--- Exercise objective ---
Collect each line of the entries that holds the string "JSON".

--- Task data ---
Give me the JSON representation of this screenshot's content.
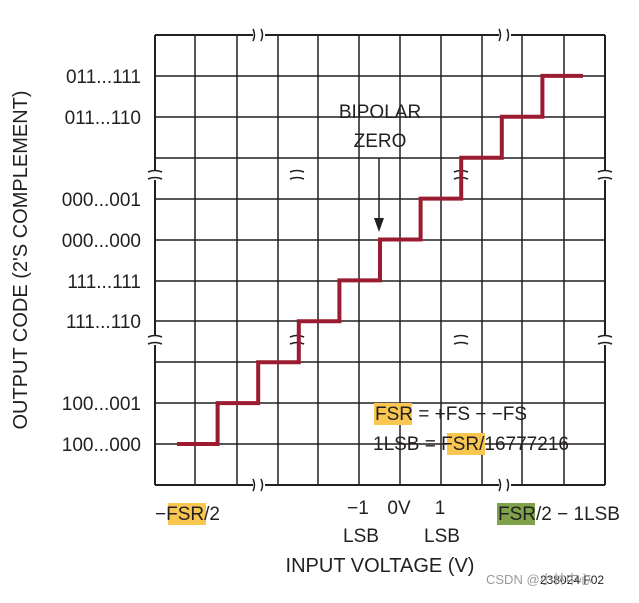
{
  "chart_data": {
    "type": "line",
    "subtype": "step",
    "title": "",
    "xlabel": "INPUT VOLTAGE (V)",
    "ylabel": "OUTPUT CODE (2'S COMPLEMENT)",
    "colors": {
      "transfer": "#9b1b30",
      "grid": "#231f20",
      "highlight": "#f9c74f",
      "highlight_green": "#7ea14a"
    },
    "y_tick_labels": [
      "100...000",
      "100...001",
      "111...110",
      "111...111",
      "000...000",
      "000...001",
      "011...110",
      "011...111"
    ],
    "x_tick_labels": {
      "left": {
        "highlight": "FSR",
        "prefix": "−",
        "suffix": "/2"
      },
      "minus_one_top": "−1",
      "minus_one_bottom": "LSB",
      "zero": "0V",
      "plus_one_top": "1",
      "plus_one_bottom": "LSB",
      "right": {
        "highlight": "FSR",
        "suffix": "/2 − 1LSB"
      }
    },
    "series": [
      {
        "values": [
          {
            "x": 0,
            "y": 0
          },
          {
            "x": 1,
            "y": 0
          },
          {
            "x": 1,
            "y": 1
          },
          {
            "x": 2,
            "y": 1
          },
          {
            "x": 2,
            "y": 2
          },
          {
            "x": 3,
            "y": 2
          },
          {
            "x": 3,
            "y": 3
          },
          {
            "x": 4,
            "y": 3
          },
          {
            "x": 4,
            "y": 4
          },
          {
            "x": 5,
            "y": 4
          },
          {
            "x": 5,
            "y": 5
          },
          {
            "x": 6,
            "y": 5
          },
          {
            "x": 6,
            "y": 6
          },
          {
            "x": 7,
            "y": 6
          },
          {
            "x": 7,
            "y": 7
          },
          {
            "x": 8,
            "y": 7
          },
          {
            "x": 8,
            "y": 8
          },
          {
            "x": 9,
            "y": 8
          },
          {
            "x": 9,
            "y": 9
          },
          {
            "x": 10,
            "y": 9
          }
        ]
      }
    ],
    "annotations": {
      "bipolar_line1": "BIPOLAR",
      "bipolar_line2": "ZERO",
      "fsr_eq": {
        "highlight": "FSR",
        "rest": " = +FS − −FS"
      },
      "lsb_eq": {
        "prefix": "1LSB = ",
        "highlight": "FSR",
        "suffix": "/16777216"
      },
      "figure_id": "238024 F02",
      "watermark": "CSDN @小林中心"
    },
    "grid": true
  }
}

--

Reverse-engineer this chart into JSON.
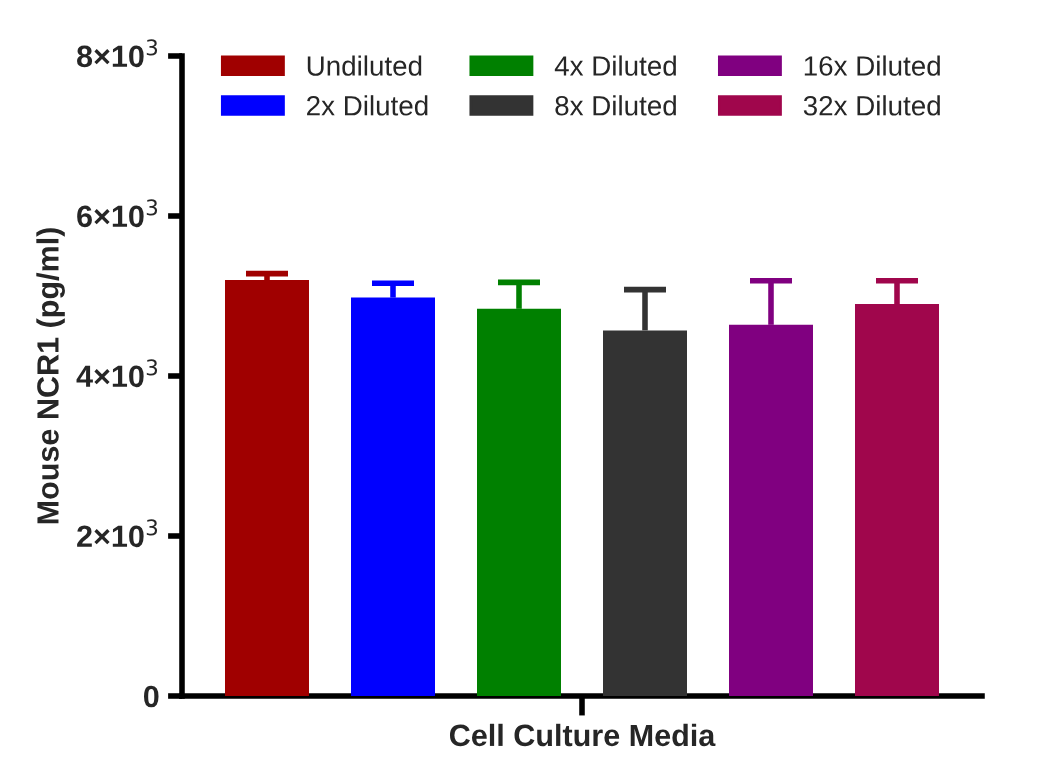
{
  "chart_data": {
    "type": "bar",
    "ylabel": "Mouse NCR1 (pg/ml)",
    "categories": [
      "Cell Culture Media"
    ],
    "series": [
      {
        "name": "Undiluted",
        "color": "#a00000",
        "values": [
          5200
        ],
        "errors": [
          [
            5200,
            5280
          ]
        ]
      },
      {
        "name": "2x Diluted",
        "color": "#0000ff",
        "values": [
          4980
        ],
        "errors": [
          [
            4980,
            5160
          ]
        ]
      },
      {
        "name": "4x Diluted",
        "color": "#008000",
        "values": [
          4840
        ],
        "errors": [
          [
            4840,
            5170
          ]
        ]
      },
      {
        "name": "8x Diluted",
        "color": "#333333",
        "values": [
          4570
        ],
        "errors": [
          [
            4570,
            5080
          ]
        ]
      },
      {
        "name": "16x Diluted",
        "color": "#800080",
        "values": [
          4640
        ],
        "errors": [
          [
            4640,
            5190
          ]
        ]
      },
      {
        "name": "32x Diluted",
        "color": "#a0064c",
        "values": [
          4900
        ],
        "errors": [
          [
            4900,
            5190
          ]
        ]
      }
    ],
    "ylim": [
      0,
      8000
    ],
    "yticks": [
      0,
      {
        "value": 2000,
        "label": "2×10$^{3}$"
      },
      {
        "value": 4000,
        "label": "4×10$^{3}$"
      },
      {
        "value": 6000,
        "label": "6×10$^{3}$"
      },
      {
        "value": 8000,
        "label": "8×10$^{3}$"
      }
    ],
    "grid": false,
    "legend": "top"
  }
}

==

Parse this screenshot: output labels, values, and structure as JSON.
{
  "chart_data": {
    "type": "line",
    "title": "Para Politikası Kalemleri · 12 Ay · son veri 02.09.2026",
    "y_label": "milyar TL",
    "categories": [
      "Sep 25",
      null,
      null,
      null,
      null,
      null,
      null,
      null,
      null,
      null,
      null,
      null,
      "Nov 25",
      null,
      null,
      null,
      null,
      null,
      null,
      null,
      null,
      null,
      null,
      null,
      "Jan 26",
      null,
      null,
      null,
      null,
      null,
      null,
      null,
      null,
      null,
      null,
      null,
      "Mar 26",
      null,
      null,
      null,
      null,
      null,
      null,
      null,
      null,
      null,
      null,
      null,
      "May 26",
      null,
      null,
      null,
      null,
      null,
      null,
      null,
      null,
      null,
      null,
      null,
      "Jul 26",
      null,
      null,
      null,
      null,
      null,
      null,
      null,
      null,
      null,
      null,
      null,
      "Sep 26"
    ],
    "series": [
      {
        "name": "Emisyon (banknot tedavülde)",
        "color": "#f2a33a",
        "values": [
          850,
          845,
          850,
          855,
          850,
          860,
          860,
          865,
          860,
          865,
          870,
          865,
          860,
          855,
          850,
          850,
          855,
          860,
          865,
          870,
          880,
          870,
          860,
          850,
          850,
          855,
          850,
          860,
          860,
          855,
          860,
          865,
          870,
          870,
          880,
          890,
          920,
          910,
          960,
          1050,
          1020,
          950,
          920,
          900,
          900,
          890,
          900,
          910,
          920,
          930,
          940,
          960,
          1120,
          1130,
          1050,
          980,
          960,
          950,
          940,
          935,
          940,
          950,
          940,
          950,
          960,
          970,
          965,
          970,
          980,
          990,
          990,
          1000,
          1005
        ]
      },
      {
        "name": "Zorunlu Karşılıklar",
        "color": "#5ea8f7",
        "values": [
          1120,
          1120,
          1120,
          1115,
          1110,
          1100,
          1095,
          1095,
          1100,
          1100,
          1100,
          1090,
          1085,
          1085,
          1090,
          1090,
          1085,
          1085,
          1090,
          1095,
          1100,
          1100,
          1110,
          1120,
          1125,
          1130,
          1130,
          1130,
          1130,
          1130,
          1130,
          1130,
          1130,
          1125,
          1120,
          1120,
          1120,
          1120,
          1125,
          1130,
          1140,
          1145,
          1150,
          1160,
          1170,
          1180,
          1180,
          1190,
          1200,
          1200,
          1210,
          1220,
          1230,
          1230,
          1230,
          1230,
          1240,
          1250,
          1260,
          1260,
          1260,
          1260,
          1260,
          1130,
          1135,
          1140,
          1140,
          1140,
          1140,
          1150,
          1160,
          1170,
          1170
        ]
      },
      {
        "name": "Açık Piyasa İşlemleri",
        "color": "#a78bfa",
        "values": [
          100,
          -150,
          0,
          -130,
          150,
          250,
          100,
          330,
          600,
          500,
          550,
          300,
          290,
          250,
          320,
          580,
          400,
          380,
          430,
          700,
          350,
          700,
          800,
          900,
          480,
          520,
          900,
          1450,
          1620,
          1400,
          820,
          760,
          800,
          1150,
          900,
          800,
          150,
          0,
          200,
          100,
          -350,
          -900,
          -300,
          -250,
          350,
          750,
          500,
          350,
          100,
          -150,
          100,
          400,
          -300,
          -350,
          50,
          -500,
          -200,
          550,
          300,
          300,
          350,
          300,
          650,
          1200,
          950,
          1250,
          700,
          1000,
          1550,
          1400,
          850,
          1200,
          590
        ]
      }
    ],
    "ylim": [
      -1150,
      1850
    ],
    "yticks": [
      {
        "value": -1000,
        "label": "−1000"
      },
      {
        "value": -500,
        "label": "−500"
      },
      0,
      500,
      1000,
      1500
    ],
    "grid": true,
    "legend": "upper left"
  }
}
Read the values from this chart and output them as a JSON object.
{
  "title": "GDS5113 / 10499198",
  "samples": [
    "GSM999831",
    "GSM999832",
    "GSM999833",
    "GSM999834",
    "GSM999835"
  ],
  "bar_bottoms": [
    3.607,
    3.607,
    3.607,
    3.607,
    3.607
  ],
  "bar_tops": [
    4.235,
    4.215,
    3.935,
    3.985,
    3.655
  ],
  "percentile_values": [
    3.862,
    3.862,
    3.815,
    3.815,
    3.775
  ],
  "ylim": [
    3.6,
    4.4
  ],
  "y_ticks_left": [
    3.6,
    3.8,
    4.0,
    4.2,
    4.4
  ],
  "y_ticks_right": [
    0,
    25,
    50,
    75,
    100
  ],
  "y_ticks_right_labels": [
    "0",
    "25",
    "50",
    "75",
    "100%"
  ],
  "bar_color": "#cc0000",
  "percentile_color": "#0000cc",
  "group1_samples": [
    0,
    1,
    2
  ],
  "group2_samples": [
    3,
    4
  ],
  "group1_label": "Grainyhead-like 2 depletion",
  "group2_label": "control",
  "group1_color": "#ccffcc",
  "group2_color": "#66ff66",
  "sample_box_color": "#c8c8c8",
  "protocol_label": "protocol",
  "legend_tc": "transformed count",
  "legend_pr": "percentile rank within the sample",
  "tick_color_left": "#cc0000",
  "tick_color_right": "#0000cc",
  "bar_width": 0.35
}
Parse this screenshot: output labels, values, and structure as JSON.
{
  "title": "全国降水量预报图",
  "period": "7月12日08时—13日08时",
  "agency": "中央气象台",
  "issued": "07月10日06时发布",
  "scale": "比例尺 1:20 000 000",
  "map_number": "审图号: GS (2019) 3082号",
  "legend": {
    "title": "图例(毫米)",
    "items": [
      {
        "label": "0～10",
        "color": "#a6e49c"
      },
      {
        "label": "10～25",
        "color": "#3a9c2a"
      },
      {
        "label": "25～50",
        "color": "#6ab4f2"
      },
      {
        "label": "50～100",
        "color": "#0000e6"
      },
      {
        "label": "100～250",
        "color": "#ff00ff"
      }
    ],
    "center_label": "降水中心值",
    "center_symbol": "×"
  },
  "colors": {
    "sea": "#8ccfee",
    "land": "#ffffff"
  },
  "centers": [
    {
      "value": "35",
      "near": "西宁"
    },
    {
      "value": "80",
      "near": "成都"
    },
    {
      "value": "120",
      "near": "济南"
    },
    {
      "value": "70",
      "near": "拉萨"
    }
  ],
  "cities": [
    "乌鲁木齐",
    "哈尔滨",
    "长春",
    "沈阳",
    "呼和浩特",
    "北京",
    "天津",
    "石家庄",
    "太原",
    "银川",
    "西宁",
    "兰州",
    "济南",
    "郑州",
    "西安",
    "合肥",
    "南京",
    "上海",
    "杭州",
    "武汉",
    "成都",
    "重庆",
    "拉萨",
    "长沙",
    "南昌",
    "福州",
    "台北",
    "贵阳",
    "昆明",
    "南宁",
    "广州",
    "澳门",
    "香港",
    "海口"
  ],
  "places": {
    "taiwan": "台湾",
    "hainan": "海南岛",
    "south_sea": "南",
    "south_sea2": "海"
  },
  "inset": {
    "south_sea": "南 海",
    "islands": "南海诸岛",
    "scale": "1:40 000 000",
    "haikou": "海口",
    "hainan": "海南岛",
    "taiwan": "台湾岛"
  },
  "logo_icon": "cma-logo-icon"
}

--- Written solution ---
Give me the JSON representation of this screenshot's content.
Reverse-engineer this chart into JSON.
Parse this screenshot: output labels, values, and structure as JSON.
Read the values from this chart and output them as a JSON object.
Parse this screenshot: output labels, values, and structure as JSON.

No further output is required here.